» **Your task**:
Write out every entry exactly as it stands.

▬▬▬▬▬▬

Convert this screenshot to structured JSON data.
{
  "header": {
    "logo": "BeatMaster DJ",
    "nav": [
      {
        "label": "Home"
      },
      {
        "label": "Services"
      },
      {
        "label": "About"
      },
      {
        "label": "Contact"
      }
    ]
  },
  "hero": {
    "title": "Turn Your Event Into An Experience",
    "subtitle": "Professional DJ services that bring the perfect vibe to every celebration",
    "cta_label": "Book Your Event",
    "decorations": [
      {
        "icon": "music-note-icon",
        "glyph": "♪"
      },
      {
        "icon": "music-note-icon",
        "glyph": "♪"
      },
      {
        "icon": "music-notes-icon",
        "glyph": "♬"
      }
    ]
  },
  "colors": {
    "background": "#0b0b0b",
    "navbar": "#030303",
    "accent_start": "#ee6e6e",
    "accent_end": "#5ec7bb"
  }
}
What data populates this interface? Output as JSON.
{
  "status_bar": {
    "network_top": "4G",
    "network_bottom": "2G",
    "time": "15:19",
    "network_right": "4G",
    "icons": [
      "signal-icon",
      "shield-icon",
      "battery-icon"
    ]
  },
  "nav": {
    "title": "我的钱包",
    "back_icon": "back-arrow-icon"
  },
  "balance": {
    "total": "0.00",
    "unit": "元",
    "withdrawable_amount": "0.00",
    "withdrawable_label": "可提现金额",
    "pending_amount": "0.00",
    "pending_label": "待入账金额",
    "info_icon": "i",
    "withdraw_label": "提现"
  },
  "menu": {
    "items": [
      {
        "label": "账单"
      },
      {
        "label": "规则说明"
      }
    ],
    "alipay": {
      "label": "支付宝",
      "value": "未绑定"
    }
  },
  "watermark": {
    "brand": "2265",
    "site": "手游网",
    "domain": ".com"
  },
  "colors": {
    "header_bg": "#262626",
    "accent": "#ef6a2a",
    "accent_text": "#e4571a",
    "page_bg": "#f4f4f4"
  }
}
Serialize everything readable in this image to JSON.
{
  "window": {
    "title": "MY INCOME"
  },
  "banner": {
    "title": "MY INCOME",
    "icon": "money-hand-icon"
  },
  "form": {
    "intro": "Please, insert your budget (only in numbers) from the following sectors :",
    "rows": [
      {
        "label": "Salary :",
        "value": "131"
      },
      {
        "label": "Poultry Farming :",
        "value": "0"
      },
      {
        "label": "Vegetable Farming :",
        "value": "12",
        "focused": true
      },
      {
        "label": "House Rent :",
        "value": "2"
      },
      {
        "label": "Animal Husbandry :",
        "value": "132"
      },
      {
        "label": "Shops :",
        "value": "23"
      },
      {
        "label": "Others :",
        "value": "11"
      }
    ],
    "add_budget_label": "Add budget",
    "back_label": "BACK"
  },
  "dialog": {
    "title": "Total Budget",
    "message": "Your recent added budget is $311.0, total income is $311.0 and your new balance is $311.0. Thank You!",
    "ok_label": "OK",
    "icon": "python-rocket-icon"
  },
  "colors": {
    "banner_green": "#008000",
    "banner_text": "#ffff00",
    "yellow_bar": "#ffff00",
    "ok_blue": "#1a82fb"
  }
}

▬▬▬▬▬▬

» **Response for this exercise**:
Convert this screenshot to structured JSON data.
{
  "header": {
    "logo": "BeatMaster DJ",
    "nav": [
      {
        "label": "Home"
      },
      {
        "label": "Services"
      },
      {
        "label": "About"
      },
      {
        "label": "Contact"
      }
    ]
  },
  "hero": {
    "title": "Turn Your Event Into An Experience",
    "subtitle": "Professional DJ services that bring the perfect vibe to every celebration",
    "cta_label": "Book Your Event",
    "decorations": [
      {
        "icon": "music-note-icon",
        "glyph": "♪"
      },
      {
        "icon": "music-note-icon",
        "glyph": "♪"
      },
      {
        "icon": "music-notes-icon",
        "glyph": "♬"
      }
    ]
  },
  "colors": {
    "background": "#0b0b0b",
    "navbar": "#030303",
    "accent_start": "#ee6e6e",
    "accent_end": "#5ec7bb"
  }
}
What data populates this interface? Output as JSON.
{
  "status_bar": {
    "network_top": "4G",
    "network_bottom": "2G",
    "time": "15:19",
    "network_right": "4G",
    "icons": [
      "signal-icon",
      "shield-icon",
      "battery-icon"
    ]
  },
  "nav": {
    "title": "我的钱包",
    "back_icon": "back-arrow-icon"
  },
  "balance": {
    "total": "0.00",
    "unit": "元",
    "withdrawable_amount": "0.00",
    "withdrawable_label": "可提现金额",
    "pending_amount": "0.00",
    "pending_label": "待入账金额",
    "info_icon": "i",
    "withdraw_label": "提现"
  },
  "menu": {
    "items": [
      {
        "label": "账单"
      },
      {
        "label": "规则说明"
      }
    ],
    "alipay": {
      "label": "支付宝",
      "value": "未绑定"
    }
  },
  "watermark": {
    "brand": "2265",
    "site": "手游网",
    "domain": ".com"
  },
  "colors": {
    "header_bg": "#262626",
    "accent": "#ef6a2a",
    "accent_text": "#e4571a",
    "page_bg": "#f4f4f4"
  }
}
Serialize everything readable in this image to JSON.
{
  "window": {
    "title": "MY INCOME"
  },
  "banner": {
    "title": "MY INCOME",
    "icon": "money-hand-icon"
  },
  "form": {
    "intro": "Please, insert your budget (only in numbers) from the following sectors :",
    "rows": [
      {
        "label": "Salary :",
        "value": "131"
      },
      {
        "label": "Poultry Farming :",
        "value": "0"
      },
      {
        "label": "Vegetable Farming :",
        "value": "12",
        "focused": true
      },
      {
        "label": "House Rent :",
        "value": "2"
      },
      {
        "label": "Animal Husbandry :",
        "value": "132"
      },
      {
        "label": "Shops :",
        "value": "23"
      },
      {
        "label": "Others :",
        "value": "11"
      }
    ],
    "add_budget_label": "Add budget",
    "back_label": "BACK"
  },
  "dialog": {
    "title": "Total Budget",
    "message": "Your recent added budget is $311.0, total income is $311.0 and your new balance is $311.0. Thank You!",
    "ok_label": "OK",
    "icon": "python-rocket-icon"
  },
  "colors": {
    "banner_green": "#008000",
    "banner_text": "#ffff00",
    "yellow_bar": "#ffff00",
    "ok_blue": "#1a82fb"
  }
}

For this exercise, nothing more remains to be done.